I’m here writing this post tonight, because the Lindburgh baby was just kidnapped. I’m not strong enough to get through it tonight. It was time for a break, write a post, and sew the doll pieces together using a nice little blanket stitch. Sewn with thread.

Monday, October 4, 2010

Where Are You At?

I have just finished from an afternoon of mending and napping. The nap is quotidian and of no import here. At least not today. I screwed up on getting medication down at the right time. This was not earth shattering but if I’d paid better attention, I wouldn’t feel the need for my own Dr. Feelgood upon awakening. (I want Aretha’s Dr. Feelgood, but he I’m not sure even he could have made all the bad stuff go bye, bye. You know, I just may not be giving him enough credit. Fool, that Dr. Feelgood is everybody’s salvation and amen. Helloooo Dr. Feelgood.) By the way, I’m fully aware that I have Dr. Feelgood in my apartment 24/7. This is not to provoke an, “Awe, how cute.” I got him. I just have to make better use of him. I don’t think he’d mind.

The mending is comforting. While you may not think that sewing holes in underwear and tee shirts one hell of a good time, it strangely provides me with a real feeling of accomplishment. Another Port Washington Union Free School District disappointment.

It was still the day where girls were required to take a year of home ec and the boys, a year of shop. For all the power tucked up in my great brain, I was lost when it came to the sewing machine and patterns for swell looking items that never looked as good as the illustration of the lovely young thing, all decked out in something you thought you we making.

________

*WORK TASK 1:* Can you give the blog post again between "Monday, October 4, 2010" and "think he’d mind.", inclusive, substituting "evening" for "afternoon"?
*WORK TASK 2:* Can you continue the blog post about mending and home ec class from the point where it stops?
The material has no connection to the blog post.

________

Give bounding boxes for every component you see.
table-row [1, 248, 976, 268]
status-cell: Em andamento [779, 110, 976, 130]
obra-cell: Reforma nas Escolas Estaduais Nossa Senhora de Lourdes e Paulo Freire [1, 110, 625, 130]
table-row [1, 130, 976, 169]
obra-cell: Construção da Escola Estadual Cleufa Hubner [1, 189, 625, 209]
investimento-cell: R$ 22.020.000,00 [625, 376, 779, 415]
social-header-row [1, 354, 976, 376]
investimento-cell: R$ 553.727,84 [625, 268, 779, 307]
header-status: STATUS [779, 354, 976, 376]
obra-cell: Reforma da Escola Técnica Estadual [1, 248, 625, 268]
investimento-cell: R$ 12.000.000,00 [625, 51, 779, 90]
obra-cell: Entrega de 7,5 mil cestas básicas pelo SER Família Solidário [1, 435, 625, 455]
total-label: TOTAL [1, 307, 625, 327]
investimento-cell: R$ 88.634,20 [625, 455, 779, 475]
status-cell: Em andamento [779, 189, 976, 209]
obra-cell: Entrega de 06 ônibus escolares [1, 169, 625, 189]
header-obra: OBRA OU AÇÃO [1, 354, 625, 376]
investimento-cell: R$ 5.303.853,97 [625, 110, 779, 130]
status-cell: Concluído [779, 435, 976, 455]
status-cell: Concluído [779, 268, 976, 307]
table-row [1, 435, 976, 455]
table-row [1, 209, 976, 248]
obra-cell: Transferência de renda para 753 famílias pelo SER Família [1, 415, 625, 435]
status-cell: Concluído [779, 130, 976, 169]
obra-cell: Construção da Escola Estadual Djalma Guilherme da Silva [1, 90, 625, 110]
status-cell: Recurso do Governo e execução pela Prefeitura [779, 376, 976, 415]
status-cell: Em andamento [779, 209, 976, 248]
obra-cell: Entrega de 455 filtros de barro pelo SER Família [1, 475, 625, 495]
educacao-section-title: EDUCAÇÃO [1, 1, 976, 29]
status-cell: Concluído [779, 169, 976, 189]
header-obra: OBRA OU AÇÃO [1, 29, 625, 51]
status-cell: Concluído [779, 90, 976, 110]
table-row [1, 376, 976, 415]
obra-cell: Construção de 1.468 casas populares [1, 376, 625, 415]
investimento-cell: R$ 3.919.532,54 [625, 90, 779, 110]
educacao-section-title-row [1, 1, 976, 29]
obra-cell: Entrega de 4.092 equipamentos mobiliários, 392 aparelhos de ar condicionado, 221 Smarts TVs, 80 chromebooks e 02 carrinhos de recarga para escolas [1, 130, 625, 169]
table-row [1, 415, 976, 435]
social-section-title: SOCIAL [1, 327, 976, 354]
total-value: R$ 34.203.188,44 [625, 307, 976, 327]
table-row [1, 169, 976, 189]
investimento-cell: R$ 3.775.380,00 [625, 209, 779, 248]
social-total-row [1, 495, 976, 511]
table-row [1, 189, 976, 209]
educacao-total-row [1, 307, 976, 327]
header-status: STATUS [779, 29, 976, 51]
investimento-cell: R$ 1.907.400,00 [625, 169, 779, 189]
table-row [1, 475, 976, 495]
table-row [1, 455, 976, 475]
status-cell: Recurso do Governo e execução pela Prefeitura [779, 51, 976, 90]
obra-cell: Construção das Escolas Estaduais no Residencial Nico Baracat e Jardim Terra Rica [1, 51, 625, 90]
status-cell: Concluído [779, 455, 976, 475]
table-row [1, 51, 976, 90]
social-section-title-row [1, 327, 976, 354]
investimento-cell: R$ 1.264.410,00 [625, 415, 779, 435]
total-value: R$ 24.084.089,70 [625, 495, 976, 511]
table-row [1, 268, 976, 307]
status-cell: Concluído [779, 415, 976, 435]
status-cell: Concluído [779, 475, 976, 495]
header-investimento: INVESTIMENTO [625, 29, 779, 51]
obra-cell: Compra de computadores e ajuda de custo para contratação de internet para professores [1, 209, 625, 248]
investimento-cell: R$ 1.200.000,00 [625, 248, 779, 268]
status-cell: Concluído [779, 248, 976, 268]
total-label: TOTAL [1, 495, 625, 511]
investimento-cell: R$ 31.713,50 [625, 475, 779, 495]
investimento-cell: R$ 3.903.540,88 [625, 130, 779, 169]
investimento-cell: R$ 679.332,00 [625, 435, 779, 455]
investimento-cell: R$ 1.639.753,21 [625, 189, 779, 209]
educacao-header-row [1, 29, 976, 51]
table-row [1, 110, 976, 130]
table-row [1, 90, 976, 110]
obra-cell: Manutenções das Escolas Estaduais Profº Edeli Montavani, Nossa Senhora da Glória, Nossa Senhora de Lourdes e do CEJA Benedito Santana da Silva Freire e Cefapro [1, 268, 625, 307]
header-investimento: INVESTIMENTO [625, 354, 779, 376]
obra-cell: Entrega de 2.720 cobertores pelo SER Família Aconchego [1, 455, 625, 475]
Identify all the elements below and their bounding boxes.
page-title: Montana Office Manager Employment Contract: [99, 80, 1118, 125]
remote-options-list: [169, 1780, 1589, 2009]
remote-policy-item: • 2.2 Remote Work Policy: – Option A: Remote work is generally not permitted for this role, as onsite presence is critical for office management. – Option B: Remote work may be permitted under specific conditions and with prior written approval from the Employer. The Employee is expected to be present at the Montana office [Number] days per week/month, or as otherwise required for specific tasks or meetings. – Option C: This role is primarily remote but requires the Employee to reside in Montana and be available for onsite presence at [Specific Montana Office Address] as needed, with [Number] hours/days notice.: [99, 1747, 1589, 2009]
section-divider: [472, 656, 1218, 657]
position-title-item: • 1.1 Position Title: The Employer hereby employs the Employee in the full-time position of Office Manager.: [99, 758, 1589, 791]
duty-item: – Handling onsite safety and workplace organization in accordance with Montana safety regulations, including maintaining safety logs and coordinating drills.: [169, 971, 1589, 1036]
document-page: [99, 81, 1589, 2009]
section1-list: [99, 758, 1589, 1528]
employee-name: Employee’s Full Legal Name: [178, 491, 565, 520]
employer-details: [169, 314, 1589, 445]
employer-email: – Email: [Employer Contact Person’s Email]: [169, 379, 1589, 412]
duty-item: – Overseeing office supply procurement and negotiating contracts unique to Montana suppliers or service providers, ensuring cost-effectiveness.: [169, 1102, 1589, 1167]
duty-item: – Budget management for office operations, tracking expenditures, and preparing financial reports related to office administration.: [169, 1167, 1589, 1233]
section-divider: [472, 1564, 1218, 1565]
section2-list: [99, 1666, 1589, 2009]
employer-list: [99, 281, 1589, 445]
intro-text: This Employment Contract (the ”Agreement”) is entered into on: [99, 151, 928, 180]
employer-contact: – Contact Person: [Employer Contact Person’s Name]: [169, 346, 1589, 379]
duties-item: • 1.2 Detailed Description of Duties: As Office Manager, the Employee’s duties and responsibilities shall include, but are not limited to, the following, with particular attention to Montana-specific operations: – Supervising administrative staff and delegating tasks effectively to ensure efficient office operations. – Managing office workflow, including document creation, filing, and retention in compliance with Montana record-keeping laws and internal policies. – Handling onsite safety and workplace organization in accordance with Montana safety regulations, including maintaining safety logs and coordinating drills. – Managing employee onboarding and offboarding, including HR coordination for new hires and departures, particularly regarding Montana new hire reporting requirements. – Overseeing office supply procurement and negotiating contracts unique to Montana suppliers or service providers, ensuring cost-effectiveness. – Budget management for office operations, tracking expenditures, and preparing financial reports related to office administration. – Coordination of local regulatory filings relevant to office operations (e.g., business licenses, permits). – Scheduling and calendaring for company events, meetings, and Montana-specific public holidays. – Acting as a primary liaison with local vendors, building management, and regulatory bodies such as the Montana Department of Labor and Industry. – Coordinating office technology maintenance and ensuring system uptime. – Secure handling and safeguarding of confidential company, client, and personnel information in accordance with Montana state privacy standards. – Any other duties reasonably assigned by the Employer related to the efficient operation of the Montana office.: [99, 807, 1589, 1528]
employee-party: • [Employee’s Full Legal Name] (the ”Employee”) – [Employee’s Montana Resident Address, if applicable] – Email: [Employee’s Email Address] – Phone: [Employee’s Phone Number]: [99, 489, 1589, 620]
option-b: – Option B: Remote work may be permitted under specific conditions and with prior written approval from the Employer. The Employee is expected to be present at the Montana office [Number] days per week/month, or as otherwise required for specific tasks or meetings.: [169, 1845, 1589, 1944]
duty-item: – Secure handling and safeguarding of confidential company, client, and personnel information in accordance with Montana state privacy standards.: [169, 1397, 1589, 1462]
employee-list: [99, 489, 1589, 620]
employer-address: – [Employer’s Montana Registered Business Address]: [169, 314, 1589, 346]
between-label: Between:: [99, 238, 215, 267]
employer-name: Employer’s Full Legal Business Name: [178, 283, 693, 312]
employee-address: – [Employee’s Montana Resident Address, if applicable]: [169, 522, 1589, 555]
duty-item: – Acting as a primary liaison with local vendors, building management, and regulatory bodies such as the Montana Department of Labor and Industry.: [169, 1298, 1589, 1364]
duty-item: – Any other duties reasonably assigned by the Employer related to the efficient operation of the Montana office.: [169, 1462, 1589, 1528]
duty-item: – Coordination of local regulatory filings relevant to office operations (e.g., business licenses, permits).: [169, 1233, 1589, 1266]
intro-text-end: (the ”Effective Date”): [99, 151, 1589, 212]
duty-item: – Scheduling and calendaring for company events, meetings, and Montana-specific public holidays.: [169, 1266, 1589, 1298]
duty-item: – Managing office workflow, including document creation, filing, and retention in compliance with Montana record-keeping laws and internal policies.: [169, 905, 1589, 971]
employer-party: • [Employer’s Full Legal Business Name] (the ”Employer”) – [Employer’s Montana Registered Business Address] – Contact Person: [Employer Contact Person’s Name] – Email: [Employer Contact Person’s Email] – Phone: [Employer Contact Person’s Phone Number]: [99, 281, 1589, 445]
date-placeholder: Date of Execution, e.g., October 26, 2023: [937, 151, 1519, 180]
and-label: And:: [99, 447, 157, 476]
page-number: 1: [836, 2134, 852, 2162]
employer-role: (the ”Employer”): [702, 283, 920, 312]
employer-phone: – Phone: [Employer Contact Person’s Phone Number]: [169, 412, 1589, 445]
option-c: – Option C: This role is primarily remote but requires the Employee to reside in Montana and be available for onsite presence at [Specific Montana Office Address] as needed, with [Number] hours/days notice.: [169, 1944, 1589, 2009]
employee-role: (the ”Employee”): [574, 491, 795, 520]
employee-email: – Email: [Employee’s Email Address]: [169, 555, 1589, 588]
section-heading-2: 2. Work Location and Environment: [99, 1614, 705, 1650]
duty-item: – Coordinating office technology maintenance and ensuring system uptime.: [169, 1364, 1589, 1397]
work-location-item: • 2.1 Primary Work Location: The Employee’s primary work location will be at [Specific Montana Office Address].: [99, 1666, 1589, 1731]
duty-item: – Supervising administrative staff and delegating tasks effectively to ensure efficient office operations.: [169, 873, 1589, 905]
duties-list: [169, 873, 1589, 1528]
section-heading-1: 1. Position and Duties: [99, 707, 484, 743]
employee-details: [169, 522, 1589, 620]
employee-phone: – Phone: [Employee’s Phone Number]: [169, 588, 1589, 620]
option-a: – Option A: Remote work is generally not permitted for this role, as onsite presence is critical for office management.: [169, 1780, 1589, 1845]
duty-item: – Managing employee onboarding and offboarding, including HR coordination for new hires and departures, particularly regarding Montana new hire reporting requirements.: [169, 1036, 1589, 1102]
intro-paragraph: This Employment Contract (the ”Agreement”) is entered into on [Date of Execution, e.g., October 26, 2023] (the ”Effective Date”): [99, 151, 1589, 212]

________

*WRITTEN RESPONSE 1:*
Monday, October 4, 2010

Where Are You At?

I have just finished from an evening of mending and napping. The nap is quotidian and of no import here. At least not today. I screwed up on getting medication down at the right time. This was not earth shattering but if I’d paid better attention, I wouldn’t feel the need for my own Dr. Feelgood upon awakening. (I want Aretha’s Dr. Feelgood, but he I’m not sure even he could have made all the bad stuff go bye, bye. You know, I just may not be giving him enough credit. Fool, that Dr. Feelgood is everybody’s salvation and amen. Helloooo Dr. Feelgood.) By the way, I’m fully aware that I have Dr. Feelgood in my apartment 24/7. This is not to provoke an, “Awe, how cute.” I got him. I just have to make better use of him. I don’t think he’d mind.

*WRITTEN RESPONSE 2:*
I loved my sewing home ec teacher. That’s not true. I loved the idea of her. I’d go to her with a problem (which was all the time) and she’d always say, sounding like the Baleboosteh that she was even though she most certainly wasn’t Jewish, had blond bouncy hair, and a vague southern accent, “Where are you at?” (With strong emphasis on the “at. ”) She’d come to my machine that was a complete mess, she righted the ship, and I couldn’t understand a word that that honey bun said. I didn’t mind floundering too much because there was always, “Where are you at?”

This was progress. Girls no longer had to take sewing classes. (As my mother recalls, “Ten stitches to an inch, ladies!”) Now this is a skill I’d love to have. I was never going to get a sewing machine. Was I ever going to make my own clothes? Not a chance. Being able to neatly mend or hem, that’s a different story. I have the children of the Depression disease. Why throw away a perfectly fine pair of underwear if all you have to do to make them perfect, is to sew a seam? Or darn a hole? (If you don’t, the open seam takes over and strangles you in the night. Or the hole envelops you and your family, and you can never climb out. Even though, for chrissakes, it’s just a hole in my underwear. You think it would be easy. Guess again. (I think my ARDS may very well have been a warning from the Sewing Gods. “Where are you at?” I shudder at the thought)

So far, this has been a productive day. Next is working out and walking the hall. These are all very unpleasant things for me to do and hang over me every fucking day like it did my buddy Anne Boleyn. (Except it was a goddamned axe that was hanging over her head. Sometimes I wish I had that problem. Then I wouldn’t have to work out any more.) I am now waiting for the oxycodone to kick in. Then, I won’t feel quite like I’m about to go to my execution. Every fucking day, this crap hangs over my head. And I can’t make myself chill about it.

I need serious drugs for that to happen. (You all think I’m already taking serious drugs? Nah, this is just kid’s stuff.) And I’m always afraid that if I give myself the night off, one night will become two then three…I don’t trust myself. My motivation. The truth comes out. The raison d‘etre for a lifetime of “high achievement.” I’m just petrified I’ll bolt. So I mend. And darn. Takes the edge off. Like a nightcap.